┏━━
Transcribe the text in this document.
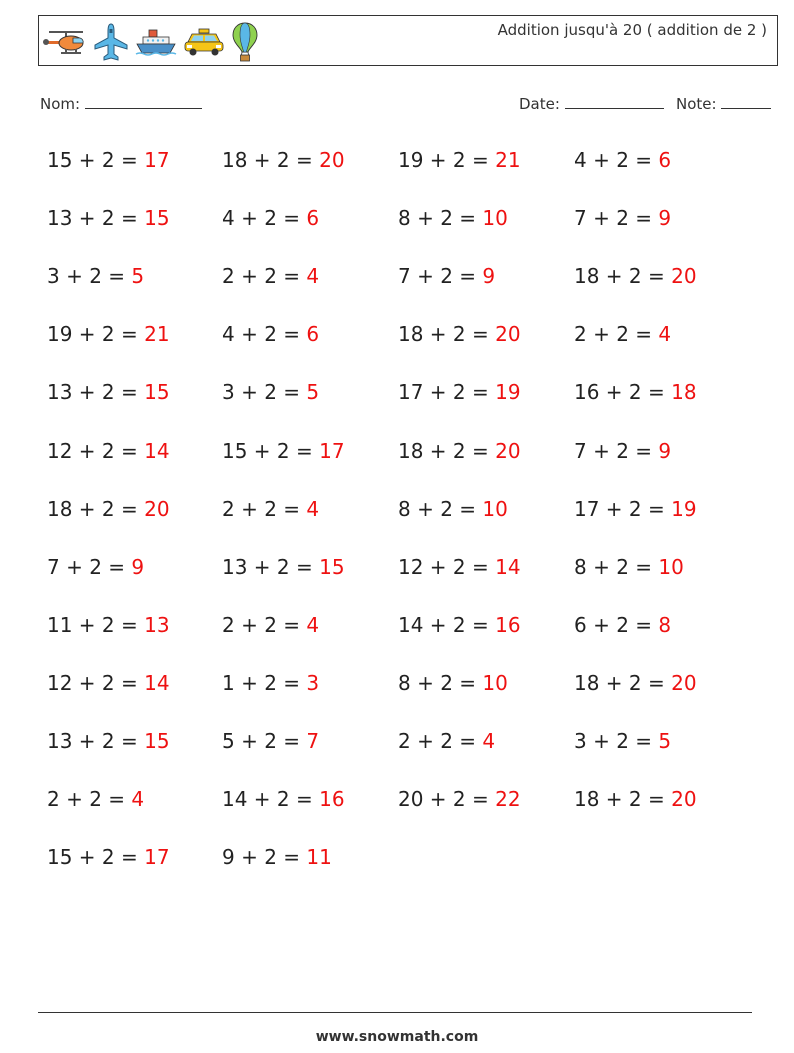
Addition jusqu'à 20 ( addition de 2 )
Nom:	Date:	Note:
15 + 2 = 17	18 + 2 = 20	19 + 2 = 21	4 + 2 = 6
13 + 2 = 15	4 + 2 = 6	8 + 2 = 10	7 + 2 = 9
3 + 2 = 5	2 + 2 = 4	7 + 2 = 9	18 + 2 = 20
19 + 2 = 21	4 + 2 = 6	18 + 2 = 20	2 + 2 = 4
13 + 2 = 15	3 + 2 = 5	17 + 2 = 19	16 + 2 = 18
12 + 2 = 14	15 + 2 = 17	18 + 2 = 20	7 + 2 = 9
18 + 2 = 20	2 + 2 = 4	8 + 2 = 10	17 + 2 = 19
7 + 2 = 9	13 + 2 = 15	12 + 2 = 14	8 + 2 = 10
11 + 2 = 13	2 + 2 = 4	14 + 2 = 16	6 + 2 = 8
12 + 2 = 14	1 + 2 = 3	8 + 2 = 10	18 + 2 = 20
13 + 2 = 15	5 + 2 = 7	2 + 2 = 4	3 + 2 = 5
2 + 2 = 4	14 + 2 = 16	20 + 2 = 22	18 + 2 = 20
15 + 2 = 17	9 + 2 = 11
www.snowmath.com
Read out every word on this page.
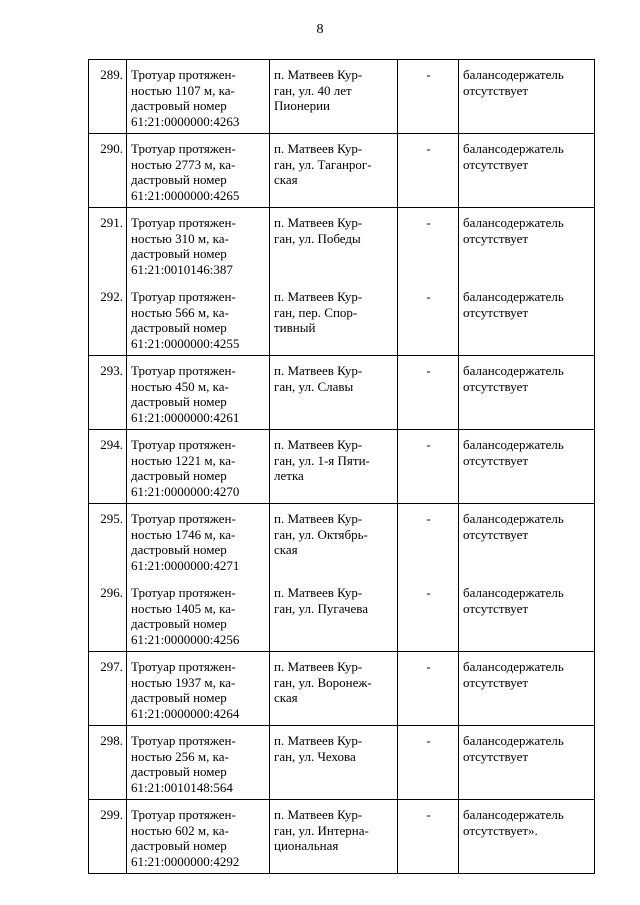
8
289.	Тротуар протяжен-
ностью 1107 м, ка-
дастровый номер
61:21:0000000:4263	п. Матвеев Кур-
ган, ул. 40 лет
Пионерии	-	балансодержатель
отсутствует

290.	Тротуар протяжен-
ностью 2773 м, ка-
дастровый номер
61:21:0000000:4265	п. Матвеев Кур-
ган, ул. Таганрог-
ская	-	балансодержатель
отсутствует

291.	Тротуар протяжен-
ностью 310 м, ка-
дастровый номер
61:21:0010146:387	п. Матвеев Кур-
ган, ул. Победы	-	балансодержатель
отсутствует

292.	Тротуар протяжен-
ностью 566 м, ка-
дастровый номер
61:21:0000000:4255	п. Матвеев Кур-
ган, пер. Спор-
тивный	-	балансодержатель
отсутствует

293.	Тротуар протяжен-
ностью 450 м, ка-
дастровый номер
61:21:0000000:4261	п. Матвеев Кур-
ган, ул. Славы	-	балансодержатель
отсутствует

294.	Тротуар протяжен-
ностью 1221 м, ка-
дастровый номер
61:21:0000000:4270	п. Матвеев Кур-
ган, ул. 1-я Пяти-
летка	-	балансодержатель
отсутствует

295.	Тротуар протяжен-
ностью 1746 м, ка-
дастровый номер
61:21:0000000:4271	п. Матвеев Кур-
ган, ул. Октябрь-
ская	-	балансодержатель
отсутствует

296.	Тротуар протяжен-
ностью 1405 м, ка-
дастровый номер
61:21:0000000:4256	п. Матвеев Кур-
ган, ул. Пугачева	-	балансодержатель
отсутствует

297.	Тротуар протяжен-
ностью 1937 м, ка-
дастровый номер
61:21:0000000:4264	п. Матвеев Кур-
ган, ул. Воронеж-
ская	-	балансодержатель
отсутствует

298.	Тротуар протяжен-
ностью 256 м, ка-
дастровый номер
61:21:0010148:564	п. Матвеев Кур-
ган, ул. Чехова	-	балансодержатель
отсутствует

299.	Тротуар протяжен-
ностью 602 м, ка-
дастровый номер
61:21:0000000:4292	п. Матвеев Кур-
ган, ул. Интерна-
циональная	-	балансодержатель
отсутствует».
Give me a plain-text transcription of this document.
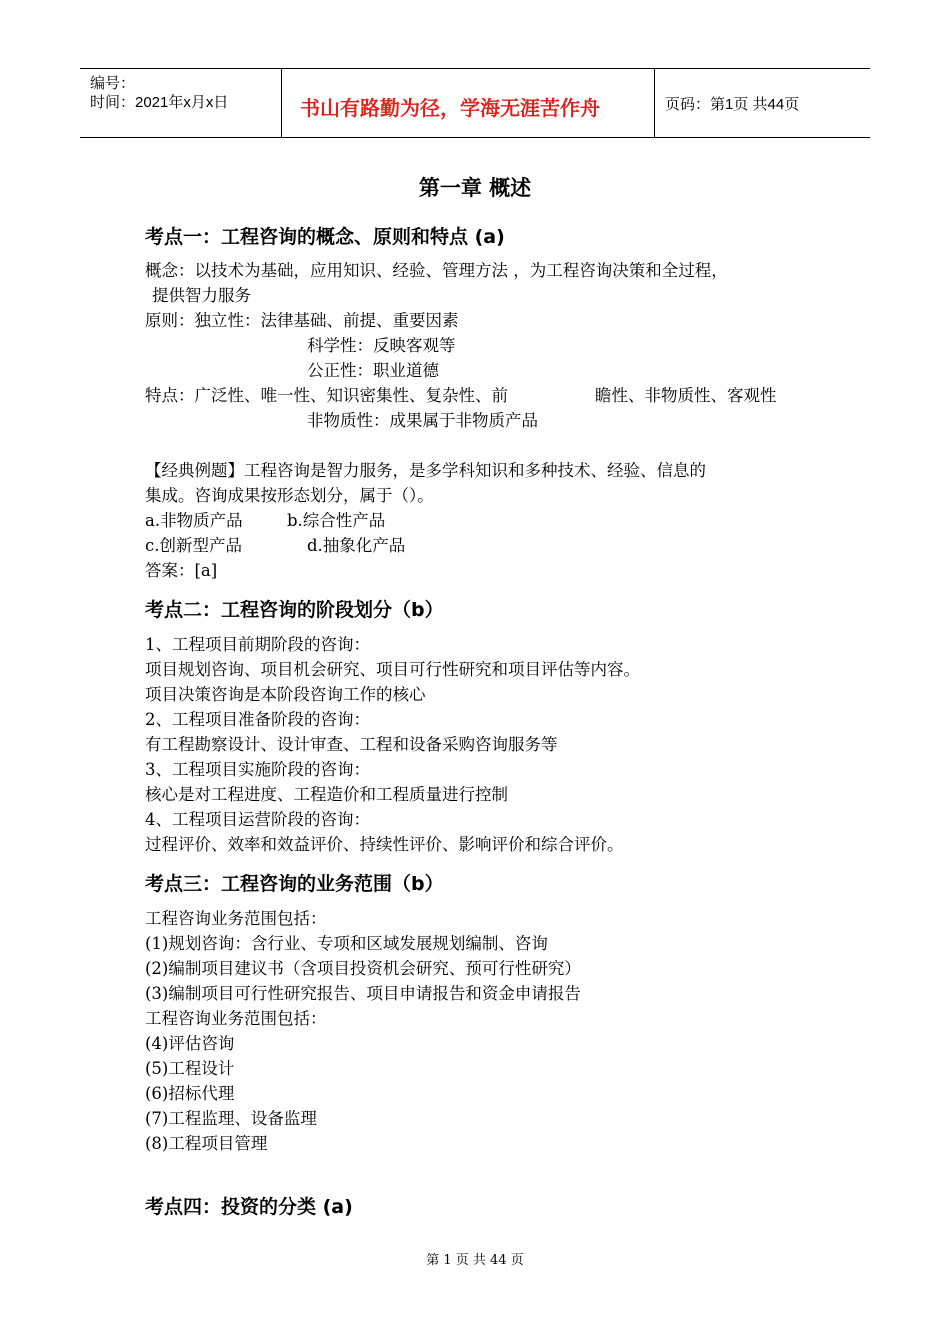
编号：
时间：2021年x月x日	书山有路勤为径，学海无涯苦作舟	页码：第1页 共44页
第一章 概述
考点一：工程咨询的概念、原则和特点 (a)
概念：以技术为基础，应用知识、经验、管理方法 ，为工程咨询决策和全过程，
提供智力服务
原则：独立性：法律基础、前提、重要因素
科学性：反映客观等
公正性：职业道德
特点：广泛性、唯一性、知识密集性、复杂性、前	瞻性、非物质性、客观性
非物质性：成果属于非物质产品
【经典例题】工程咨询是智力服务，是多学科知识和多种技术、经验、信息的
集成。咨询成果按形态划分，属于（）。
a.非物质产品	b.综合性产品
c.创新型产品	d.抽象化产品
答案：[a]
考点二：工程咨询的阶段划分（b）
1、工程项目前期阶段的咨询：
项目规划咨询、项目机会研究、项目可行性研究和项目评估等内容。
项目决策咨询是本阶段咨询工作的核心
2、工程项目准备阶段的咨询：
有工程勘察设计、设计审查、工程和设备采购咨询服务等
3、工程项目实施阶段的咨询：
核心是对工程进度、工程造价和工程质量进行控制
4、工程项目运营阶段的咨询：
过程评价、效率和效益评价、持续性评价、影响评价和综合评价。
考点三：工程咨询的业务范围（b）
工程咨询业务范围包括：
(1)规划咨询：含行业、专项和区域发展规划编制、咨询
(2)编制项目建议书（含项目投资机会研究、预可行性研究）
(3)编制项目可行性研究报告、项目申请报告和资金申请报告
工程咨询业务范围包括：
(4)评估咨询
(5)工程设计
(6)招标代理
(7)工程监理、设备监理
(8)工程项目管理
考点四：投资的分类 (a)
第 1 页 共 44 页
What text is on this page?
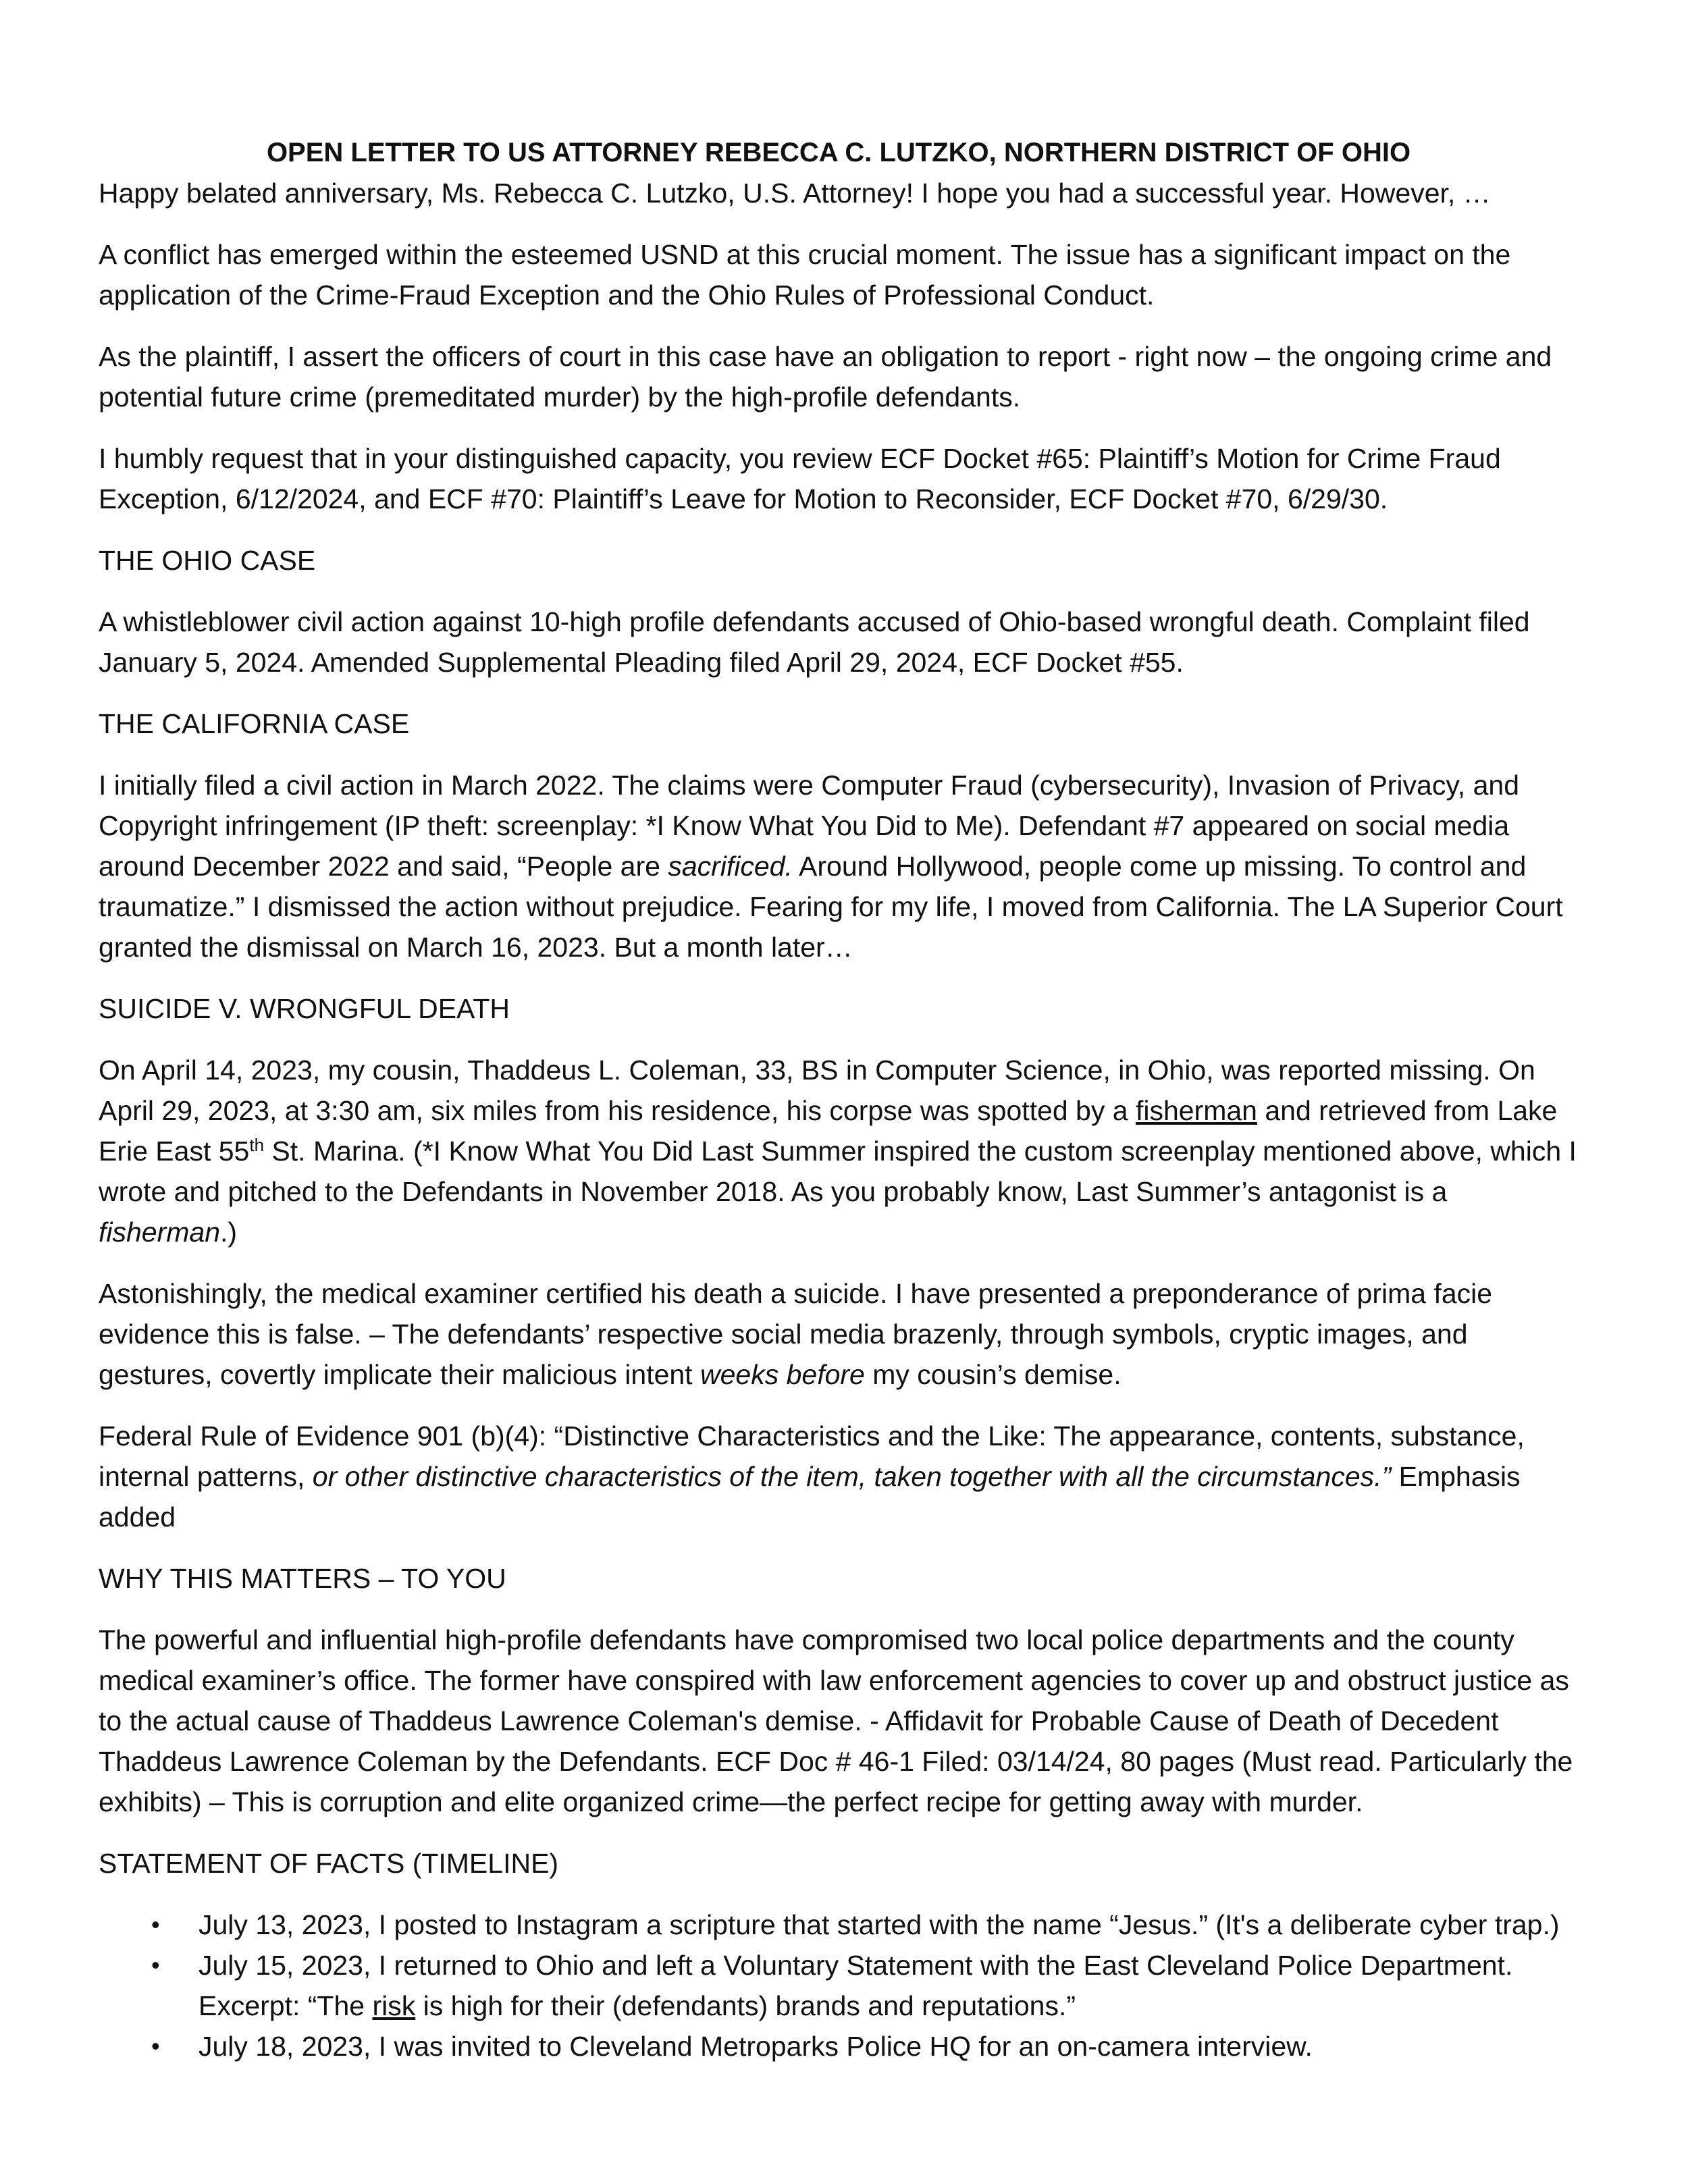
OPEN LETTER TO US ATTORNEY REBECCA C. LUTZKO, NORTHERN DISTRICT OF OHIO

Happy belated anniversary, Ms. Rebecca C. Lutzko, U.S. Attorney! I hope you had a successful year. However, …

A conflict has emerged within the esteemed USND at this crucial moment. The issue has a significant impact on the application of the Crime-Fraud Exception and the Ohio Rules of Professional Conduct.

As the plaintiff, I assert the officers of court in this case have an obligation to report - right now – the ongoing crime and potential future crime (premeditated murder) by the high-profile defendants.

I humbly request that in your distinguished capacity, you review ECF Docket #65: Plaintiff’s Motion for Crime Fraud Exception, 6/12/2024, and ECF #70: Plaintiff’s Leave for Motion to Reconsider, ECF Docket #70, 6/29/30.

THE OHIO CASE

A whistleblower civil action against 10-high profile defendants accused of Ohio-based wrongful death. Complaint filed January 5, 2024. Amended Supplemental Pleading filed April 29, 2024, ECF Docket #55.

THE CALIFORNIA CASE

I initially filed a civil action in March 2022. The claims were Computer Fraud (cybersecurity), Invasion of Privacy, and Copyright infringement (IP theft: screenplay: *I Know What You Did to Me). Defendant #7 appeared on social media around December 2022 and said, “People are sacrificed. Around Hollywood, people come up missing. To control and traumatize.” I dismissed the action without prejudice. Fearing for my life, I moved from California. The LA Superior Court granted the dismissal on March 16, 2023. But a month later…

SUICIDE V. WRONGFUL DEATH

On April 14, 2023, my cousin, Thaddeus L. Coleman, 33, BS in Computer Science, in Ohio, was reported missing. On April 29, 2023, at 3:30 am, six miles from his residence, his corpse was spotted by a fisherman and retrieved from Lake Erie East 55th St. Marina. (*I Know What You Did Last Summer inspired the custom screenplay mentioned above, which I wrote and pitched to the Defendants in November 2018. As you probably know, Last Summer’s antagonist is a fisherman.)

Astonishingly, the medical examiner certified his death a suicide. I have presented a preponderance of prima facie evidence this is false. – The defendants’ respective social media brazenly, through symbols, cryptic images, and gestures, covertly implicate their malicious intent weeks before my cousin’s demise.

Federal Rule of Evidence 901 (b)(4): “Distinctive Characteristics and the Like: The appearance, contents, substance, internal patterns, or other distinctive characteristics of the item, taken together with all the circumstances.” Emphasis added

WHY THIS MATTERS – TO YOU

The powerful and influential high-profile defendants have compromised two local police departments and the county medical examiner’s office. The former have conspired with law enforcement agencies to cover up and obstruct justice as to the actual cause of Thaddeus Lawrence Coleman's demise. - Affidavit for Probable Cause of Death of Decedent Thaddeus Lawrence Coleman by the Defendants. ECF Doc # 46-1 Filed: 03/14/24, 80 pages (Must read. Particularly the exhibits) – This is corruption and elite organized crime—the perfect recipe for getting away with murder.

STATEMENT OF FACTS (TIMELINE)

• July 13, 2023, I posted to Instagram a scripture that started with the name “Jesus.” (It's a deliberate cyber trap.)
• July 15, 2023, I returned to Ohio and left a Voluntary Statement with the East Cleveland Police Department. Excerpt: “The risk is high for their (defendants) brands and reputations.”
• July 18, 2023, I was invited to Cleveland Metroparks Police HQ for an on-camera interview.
┗━━
• Your task: Work out how many lines of the data hold the string "Cleveland". Reply with that number alone.

• Task solution: 2